** Begin **

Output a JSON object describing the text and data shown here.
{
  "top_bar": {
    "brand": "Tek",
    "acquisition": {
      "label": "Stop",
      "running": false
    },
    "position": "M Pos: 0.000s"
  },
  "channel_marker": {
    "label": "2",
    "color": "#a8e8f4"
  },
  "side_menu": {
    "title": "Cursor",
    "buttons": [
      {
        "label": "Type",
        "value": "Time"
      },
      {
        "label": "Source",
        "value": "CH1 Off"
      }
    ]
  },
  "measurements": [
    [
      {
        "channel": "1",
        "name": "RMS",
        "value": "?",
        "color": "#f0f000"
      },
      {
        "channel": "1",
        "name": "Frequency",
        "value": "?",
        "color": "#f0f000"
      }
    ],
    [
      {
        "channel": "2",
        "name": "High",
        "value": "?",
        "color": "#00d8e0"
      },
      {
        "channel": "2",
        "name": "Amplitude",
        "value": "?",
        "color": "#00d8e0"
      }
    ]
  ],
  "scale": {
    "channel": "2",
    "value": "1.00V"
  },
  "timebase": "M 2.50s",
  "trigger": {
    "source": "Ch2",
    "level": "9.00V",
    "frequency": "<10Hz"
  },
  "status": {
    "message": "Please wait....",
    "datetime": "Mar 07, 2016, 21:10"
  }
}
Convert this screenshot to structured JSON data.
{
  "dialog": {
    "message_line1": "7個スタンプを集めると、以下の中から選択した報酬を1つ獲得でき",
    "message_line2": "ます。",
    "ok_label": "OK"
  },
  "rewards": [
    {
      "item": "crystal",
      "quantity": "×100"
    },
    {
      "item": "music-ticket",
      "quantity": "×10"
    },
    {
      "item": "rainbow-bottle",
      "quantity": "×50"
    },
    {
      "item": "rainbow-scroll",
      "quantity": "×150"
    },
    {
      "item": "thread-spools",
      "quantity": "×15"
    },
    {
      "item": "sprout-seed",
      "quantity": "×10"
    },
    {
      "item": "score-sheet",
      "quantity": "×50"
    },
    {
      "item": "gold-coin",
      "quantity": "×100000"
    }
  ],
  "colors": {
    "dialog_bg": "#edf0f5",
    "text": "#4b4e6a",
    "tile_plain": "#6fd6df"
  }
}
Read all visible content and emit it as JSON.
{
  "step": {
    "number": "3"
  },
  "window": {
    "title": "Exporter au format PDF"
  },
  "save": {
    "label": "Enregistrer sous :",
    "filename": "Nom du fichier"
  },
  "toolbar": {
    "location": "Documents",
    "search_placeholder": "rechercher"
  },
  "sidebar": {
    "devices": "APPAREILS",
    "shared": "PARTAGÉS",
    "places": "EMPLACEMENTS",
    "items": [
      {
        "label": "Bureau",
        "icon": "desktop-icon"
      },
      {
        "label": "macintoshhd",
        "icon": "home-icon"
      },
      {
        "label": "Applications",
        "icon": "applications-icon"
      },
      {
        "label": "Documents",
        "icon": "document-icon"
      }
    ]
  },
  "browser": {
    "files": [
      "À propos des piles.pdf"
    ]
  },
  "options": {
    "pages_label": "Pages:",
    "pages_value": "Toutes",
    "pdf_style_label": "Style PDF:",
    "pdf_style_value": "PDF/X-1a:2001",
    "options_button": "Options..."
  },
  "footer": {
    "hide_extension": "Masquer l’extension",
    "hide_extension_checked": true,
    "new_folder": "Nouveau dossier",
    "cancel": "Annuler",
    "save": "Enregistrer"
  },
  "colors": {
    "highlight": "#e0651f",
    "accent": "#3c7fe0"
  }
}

** End **

» Task description:
Pull out every line of the records above that contains the word "data".

» Task response:
Output a JSON object describing the text and data shown here.
Convert this screenshot to structured JSON data.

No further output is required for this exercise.